> **Task input**
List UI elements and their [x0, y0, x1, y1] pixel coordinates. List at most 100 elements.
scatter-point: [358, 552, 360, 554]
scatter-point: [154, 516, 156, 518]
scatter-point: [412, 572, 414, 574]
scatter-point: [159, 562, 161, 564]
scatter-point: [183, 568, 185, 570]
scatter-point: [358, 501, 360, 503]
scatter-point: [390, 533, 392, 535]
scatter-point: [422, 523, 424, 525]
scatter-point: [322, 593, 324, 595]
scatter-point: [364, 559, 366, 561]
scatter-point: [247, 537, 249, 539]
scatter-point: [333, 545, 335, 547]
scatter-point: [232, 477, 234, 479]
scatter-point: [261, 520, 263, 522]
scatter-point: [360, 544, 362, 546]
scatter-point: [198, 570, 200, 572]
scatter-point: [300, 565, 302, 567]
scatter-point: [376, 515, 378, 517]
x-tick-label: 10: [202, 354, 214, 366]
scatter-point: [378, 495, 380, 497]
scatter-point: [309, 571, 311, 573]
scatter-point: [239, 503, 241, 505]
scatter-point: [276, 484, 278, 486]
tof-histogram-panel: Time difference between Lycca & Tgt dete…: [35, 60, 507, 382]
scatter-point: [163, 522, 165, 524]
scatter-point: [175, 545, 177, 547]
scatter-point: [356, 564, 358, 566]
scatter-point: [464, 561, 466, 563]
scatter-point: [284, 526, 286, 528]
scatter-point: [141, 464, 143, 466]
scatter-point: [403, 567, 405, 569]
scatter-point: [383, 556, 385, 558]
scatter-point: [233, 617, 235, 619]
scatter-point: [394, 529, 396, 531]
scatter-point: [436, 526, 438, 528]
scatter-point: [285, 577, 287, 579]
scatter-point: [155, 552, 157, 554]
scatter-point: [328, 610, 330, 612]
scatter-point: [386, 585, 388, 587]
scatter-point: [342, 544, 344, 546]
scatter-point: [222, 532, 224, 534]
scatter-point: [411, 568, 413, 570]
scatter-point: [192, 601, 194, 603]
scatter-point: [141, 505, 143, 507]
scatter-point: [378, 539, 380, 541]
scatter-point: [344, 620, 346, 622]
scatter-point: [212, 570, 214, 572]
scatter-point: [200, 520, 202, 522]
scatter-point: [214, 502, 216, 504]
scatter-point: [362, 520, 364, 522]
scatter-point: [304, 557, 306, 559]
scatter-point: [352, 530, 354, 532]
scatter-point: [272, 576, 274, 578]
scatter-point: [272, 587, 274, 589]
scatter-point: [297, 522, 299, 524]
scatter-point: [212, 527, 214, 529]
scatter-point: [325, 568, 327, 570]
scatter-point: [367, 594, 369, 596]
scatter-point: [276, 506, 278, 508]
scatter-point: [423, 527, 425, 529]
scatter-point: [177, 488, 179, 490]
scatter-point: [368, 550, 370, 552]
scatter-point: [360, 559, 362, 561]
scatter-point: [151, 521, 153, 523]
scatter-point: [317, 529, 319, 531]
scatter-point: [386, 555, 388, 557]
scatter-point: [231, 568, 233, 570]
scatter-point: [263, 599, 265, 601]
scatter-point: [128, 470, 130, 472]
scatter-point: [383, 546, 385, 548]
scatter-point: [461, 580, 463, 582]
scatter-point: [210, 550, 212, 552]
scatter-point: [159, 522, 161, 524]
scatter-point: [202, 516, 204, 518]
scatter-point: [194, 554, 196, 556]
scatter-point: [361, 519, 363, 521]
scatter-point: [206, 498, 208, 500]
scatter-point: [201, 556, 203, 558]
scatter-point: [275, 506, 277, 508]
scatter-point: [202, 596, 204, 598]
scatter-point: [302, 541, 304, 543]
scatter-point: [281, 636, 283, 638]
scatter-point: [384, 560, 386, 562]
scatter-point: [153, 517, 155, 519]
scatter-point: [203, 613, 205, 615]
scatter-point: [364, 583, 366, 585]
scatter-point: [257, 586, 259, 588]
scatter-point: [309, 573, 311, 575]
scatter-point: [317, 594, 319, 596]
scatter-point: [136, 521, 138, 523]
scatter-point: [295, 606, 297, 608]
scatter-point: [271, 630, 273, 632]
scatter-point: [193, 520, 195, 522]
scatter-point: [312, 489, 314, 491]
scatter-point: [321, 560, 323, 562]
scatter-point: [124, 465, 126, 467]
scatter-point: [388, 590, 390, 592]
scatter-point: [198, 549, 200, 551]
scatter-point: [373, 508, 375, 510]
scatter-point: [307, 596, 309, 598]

> **Task directions**
Format the lines above as a Markdown table with two columns, Row and Line. Number each row and leave out any blank lines.

> **Response to the task**
| Row | Line |
|---|---|
| 1 | List UI elements and their [x0, y0, x1, y1] pixel coordinates. List at most 100 elements. |
| 2 | scatter-point: [358, 552, 360, 554] |
| 3 | scatter-point: [154, 516, 156, 518] |
| 4 | scatter-point: [412, 572, 414, 574] |
| 5 | scatter-point: [159, 562, 161, 564] |
| 6 | scatter-point: [183, 568, 185, 570] |
| 7 | scatter-point: [358, 501, 360, 503] |
| 8 | scatter-point: [390, 533, 392, 535] |
| 9 | scatter-point: [422, 523, 424, 525] |
| 10 | scatter-point: [322, 593, 324, 595] |
| 11 | scatter-point: [364, 559, 366, 561] |
| 12 | scatter-point: [247, 537, 249, 539] |
| 13 | scatter-point: [333, 545, 335, 547] |
| 14 | scatter-point: [232, 477, 234, 479] |
| 15 | scatter-point: [261, 520, 263, 522] |
| 16 | scatter-point: [360, 544, 362, 546] |
| 17 | scatter-point: [198, 570, 200, 572] |
| 18 | scatter-point: [300, 565, 302, 567] |
| 19 | scatter-point: [376, 515, 378, 517] |
| 20 | x-tick-label: 10: [202, 354, 214, 366] |
| 21 | scatter-point: [378, 495, 380, 497] |
| 22 | scatter-point: [309, 571, 311, 573] |
| 23 | scatter-point: [239, 503, 241, 505] |
| 24 | scatter-point: [276, 484, 278, 486] |
| 25 | tof-histogram-panel: Time difference between Lycca & Tgt dete…: [35, 60, 507, 382] |
| 26 | scatter-point: [163, 522, 165, 524] |
| 27 | scatter-point: [175, 545, 177, 547] |
| 28 | scatter-point: [356, 564, 358, 566] |
| 29 | scatter-point: [464, 561, 466, 563] |
| 30 | scatter-point: [284, 526, 286, 528] |
| 31 | scatter-point: [141, 464, 143, 466] |
| 32 | scatter-point: [403, 567, 405, 569] |
| 33 | scatter-point: [383, 556, 385, 558] |
| 34 | scatter-point: [233, 617, 235, 619] |
| 35 | scatter-point: [394, 529, 396, 531] |
| 36 | scatter-point: [436, 526, 438, 528] |
| 37 | scatter-point: [285, 577, 287, 579] |
| 38 | scatter-point: [155, 552, 157, 554] |
| 39 | scatter-point: [328, 610, 330, 612] |
| 40 | scatter-point: [386, 585, 388, 587] |
| 41 | scatter-point: [342, 544, 344, 546] |
| 42 | scatter-point: [222, 532, 224, 534] |
| 43 | scatter-point: [411, 568, 413, 570] |
| 44 | scatter-point: [192, 601, 194, 603] |
| 45 | scatter-point: [141, 505, 143, 507] |
| 46 | scatter-point: [378, 539, 380, 541] |
| 47 | scatter-point: [344, 620, 346, 622] |
| 48 | scatter-point: [212, 570, 214, 572] |
| 49 | scatter-point: [200, 520, 202, 522] |
| 50 | scatter-point: [214, 502, 216, 504] |
| 51 | scatter-point: [362, 520, 364, 522] |
| 52 | scatter-point: [304, 557, 306, 559] |
| 53 | scatter-point: [352, 530, 354, 532] |
| 54 | scatter-point: [272, 576, 274, 578] |
| 55 | scatter-point: [272, 587, 274, 589] |
| 56 | scatter-point: [297, 522, 299, 524] |
| 57 | scatter-point: [212, 527, 214, 529] |
| 58 | scatter-point: [325, 568, 327, 570] |
| 59 | scatter-point: [367, 594, 369, 596] |
| 60 | scatter-point: [276, 506, 278, 508] |
| 61 | scatter-point: [423, 527, 425, 529] |
| 62 | scatter-point: [177, 488, 179, 490] |
| 63 | scatter-point: [368, 550, 370, 552] |
| 64 | scatter-point: [360, 559, 362, 561] |
| 65 | scatter-point: [151, 521, 153, 523] |
| 66 | scatter-point: [317, 529, 319, 531] |
| 67 | scatter-point: [386, 555, 388, 557] |
| 68 | scatter-point: [231, 568, 233, 570] |
| 69 | scatter-point: [263, 599, 265, 601] |
| 70 | scatter-point: [128, 470, 130, 472] |
| 71 | scatter-point: [383, 546, 385, 548] |
| 72 | scatter-point: [461, 580, 463, 582] |
| 73 | scatter-point: [210, 550, 212, 552] |
| 74 | scatter-point: [159, 522, 161, 524] |
| 75 | scatter-point: [202, 516, 204, 518] |
| 76 | scatter-point: [194, 554, 196, 556] |
| 77 | scatter-point: [361, 519, 363, 521] |
| 78 | scatter-point: [206, 498, 208, 500] |
| 79 | scatter-point: [201, 556, 203, 558] |
| 80 | scatter-point: [275, 506, 277, 508] |
| 81 | scatter-point: [202, 596, 204, 598] |
| 82 | scatter-point: [302, 541, 304, 543] |
| 83 | scatter-point: [281, 636, 283, 638] |
| 84 | scatter-point: [384, 560, 386, 562] |
| 85 | scatter-point: [153, 517, 155, 519] |
| 86 | scatter-point: [203, 613, 205, 615] |
| 87 | scatter-point: [364, 583, 366, 585] |
| 88 | scatter-point: [257, 586, 259, 588] |
| 89 | scatter-point: [309, 573, 311, 575] |
| 90 | scatter-point: [317, 594, 319, 596] |
| 91 | scatter-point: [136, 521, 138, 523] |
| 92 | scatter-point: [295, 606, 297, 608] |
| 93 | scatter-point: [271, 630, 273, 632] |
| 94 | scatter-point: [193, 520, 195, 522] |
| 95 | scatter-point: [312, 489, 314, 491] |
| 96 | scatter-point: [321, 560, 323, 562] |
| 97 | scatter-point: [124, 465, 126, 467] |
| 98 | scatter-point: [388, 590, 390, 592] |
| 99 | scatter-point: [198, 549, 200, 551] |
| 100 | scatter-point: [373, 508, 375, 510] |
| 101 | scatter-point: [307, 596, 309, 598] |